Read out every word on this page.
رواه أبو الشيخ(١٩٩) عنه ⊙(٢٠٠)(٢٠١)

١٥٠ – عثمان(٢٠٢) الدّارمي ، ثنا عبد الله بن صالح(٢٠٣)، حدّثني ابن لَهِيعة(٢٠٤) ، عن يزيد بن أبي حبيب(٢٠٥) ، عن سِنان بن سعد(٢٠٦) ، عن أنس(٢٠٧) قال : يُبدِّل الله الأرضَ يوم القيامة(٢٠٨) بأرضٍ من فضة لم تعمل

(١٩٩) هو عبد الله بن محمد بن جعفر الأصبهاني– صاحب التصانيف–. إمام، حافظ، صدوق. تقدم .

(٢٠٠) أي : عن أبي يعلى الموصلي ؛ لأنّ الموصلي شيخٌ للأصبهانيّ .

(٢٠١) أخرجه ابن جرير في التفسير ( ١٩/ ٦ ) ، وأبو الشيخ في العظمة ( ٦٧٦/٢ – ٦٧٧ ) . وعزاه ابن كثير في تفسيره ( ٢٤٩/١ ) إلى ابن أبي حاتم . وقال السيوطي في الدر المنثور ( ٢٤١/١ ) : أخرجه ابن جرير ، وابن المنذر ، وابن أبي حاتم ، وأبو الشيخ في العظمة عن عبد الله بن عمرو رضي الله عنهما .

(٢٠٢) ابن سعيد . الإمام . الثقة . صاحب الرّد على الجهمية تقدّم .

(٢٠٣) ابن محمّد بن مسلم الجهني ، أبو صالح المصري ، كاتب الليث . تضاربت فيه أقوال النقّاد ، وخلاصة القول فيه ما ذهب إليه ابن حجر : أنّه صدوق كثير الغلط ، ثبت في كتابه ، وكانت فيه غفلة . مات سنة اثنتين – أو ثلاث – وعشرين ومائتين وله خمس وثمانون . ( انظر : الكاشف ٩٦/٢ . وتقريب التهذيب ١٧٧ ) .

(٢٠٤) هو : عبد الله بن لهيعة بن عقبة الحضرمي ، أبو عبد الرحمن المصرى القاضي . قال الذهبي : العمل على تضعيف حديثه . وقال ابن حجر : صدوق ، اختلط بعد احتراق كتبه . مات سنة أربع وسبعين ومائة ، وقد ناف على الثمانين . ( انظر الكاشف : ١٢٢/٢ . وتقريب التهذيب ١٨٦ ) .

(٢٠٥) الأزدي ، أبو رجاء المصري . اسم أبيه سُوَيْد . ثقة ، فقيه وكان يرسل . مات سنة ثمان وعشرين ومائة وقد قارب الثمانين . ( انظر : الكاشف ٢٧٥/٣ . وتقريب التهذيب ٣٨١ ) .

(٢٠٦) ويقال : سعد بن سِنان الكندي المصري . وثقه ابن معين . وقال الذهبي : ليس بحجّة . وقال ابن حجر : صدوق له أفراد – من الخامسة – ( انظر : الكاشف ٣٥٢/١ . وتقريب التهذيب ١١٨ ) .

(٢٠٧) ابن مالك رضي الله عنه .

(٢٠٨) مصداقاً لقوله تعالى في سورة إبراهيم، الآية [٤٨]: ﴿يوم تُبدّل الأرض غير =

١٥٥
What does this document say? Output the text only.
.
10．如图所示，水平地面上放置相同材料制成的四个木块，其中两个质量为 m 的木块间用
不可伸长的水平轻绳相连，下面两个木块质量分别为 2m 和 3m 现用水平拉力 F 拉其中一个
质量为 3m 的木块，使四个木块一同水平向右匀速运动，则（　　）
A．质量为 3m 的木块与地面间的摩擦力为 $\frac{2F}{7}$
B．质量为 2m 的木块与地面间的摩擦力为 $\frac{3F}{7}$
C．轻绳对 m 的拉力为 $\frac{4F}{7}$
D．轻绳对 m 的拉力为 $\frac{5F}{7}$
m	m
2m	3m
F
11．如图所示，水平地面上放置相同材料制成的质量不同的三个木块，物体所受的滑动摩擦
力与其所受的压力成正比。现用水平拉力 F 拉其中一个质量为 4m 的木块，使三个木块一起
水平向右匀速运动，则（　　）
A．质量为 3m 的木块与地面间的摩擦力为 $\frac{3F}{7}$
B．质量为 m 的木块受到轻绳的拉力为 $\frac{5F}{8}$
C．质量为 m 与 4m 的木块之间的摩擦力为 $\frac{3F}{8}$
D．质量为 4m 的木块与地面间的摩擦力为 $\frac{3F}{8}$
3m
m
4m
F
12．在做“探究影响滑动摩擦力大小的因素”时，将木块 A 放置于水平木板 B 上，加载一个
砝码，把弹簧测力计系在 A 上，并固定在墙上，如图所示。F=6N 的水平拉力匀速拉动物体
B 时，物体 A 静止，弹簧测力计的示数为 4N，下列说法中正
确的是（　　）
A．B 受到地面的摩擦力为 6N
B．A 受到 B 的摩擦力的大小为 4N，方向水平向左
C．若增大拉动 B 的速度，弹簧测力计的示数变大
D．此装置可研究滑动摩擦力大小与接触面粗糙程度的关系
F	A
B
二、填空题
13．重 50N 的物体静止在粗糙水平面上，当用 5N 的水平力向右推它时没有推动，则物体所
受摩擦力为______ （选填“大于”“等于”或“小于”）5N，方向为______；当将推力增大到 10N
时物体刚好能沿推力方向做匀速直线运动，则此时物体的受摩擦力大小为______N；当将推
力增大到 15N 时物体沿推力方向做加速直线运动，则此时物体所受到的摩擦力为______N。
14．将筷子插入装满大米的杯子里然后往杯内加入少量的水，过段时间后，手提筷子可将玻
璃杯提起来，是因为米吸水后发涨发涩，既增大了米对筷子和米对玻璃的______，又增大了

▬▬▬

PROBLEM TO WORK ON —
Extract the complete listing above, reproducing each line exactly.

ANSWER TO THIS EXERCISE —
Read out every word on this page.
رواه أبو الشيخ(١٩٩) عنه ⊙(٢٠٠)(٢٠١)

١٥٠ – عثمان(٢٠٢) الدّارمي ، ثنا عبد الله بن صالح(٢٠٣)، حدّثني ابن لَهِيعة(٢٠٤) ، عن يزيد بن أبي حبيب(٢٠٥) ، عن سِنان بن سعد(٢٠٦) ، عن أنس(٢٠٧) قال : يُبدِّل الله الأرضَ يوم القيامة(٢٠٨) بأرضٍ من فضة لم تعمل

(١٩٩) هو عبد الله بن محمد بن جعفر الأصبهاني– صاحب التصانيف–. إمام، حافظ، صدوق. تقدم .

(٢٠٠) أي : عن أبي يعلى الموصلي ؛ لأنّ الموصلي شيخٌ للأصبهانيّ .

(٢٠١) أخرجه ابن جرير في التفسير ( ١٩/ ٦ ) ، وأبو الشيخ في العظمة ( ٦٧٦/٢ – ٦٧٧ ) . وعزاه ابن كثير في تفسيره ( ٢٤٩/١ ) إلى ابن أبي حاتم . وقال السيوطي في الدر المنثور ( ٢٤١/١ ) : أخرجه ابن جرير ، وابن المنذر ، وابن أبي حاتم ، وأبو الشيخ في العظمة عن عبد الله بن عمرو رضي الله عنهما .

(٢٠٢) ابن سعيد . الإمام . الثقة . صاحب الرّد على الجهمية تقدّم .

(٢٠٣) ابن محمّد بن مسلم الجهني ، أبو صالح المصري ، كاتب الليث . تضاربت فيه أقوال النقّاد ، وخلاصة القول فيه ما ذهب إليه ابن حجر : أنّه صدوق كثير الغلط ، ثبت في كتابه ، وكانت فيه غفلة . مات سنة اثنتين – أو ثلاث – وعشرين ومائتين وله خمس وثمانون . ( انظر : الكاشف ٩٦/٢ . وتقريب التهذيب ١٧٧ ) .

(٢٠٤) هو : عبد الله بن لهيعة بن عقبة الحضرمي ، أبو عبد الرحمن المصرى القاضي . قال الذهبي : العمل على تضعيف حديثه . وقال ابن حجر : صدوق ، اختلط بعد احتراق كتبه . مات سنة أربع وسبعين ومائة ، وقد ناف على الثمانين . ( انظر الكاشف : ١٢٢/٢ . وتقريب التهذيب ١٨٦ ) .

(٢٠٥) الأزدي ، أبو رجاء المصري . اسم أبيه سُوَيْد . ثقة ، فقيه وكان يرسل . مات سنة ثمان وعشرين ومائة وقد قارب الثمانين . ( انظر : الكاشف ٢٧٥/٣ . وتقريب التهذيب ٣٨١ ) .

(٢٠٦) ويقال : سعد بن سِنان الكندي المصري . وثقه ابن معين . وقال الذهبي : ليس بحجّة . وقال ابن حجر : صدوق له أفراد – من الخامسة – ( انظر : الكاشف ٣٥٢/١ . وتقريب التهذيب ١١٨ ) .

(٢٠٧) ابن مالك رضي الله عنه .

(٢٠٨) مصداقاً لقوله تعالى في سورة إبراهيم، الآية [٤٨]: ﴿يوم تُبدّل الأرض غير =

١٥٥
What does this document say? Output the text only.
.
10．如图所示，水平地面上放置相同材料制成的四个木块，其中两个质量为 m 的木块间用
不可伸长的水平轻绳相连，下面两个木块质量分别为 2m 和 3m 现用水平拉力 F 拉其中一个
质量为 3m 的木块，使四个木块一同水平向右匀速运动，则（　　）
A．质量为 3m 的木块与地面间的摩擦力为 $\frac{2F}{7}$
B．质量为 2m 的木块与地面间的摩擦力为 $\frac{3F}{7}$
C．轻绳对 m 的拉力为 $\frac{4F}{7}$
D．轻绳对 m 的拉力为 $\frac{5F}{7}$
m	m
2m	3m
F
11．如图所示，水平地面上放置相同材料制成的质量不同的三个木块，物体所受的滑动摩擦
力与其所受的压力成正比。现用水平拉力 F 拉其中一个质量为 4m 的木块，使三个木块一起
水平向右匀速运动，则（　　）
A．质量为 3m 的木块与地面间的摩擦力为 $\frac{3F}{7}$
B．质量为 m 的木块受到轻绳的拉力为 $\frac{5F}{8}$
C．质量为 m 与 4m 的木块之间的摩擦力为 $\frac{3F}{8}$
D．质量为 4m 的木块与地面间的摩擦力为 $\frac{3F}{8}$
3m
m
4m
F
12．在做“探究影响滑动摩擦力大小的因素”时，将木块 A 放置于水平木板 B 上，加载一个
砝码，把弹簧测力计系在 A 上，并固定在墙上，如图所示。F=6N 的水平拉力匀速拉动物体
B 时，物体 A 静止，弹簧测力计的示数为 4N，下列说法中正
确的是（　　）
A．B 受到地面的摩擦力为 6N
B．A 受到 B 的摩擦力的大小为 4N，方向水平向左
C．若增大拉动 B 的速度，弹簧测力计的示数变大
D．此装置可研究滑动摩擦力大小与接触面粗糙程度的关系
F	A
B
二、填空题
13．重 50N 的物体静止在粗糙水平面上，当用 5N 的水平力向右推它时没有推动，则物体所
受摩擦力为______ （选填“大于”“等于”或“小于”）5N，方向为______；当将推力增大到 10N
时物体刚好能沿推力方向做匀速直线运动，则此时物体的受摩擦力大小为______N；当将推
力增大到 15N 时物体沿推力方向做加速直线运动，则此时物体所受到的摩擦力为______N。
14．将筷子插入装满大米的杯子里然后往杯内加入少量的水，过段时间后，手提筷子可将玻
璃杯提起来，是因为米吸水后发涨发涩，既增大了米对筷子和米对玻璃的______，又增大了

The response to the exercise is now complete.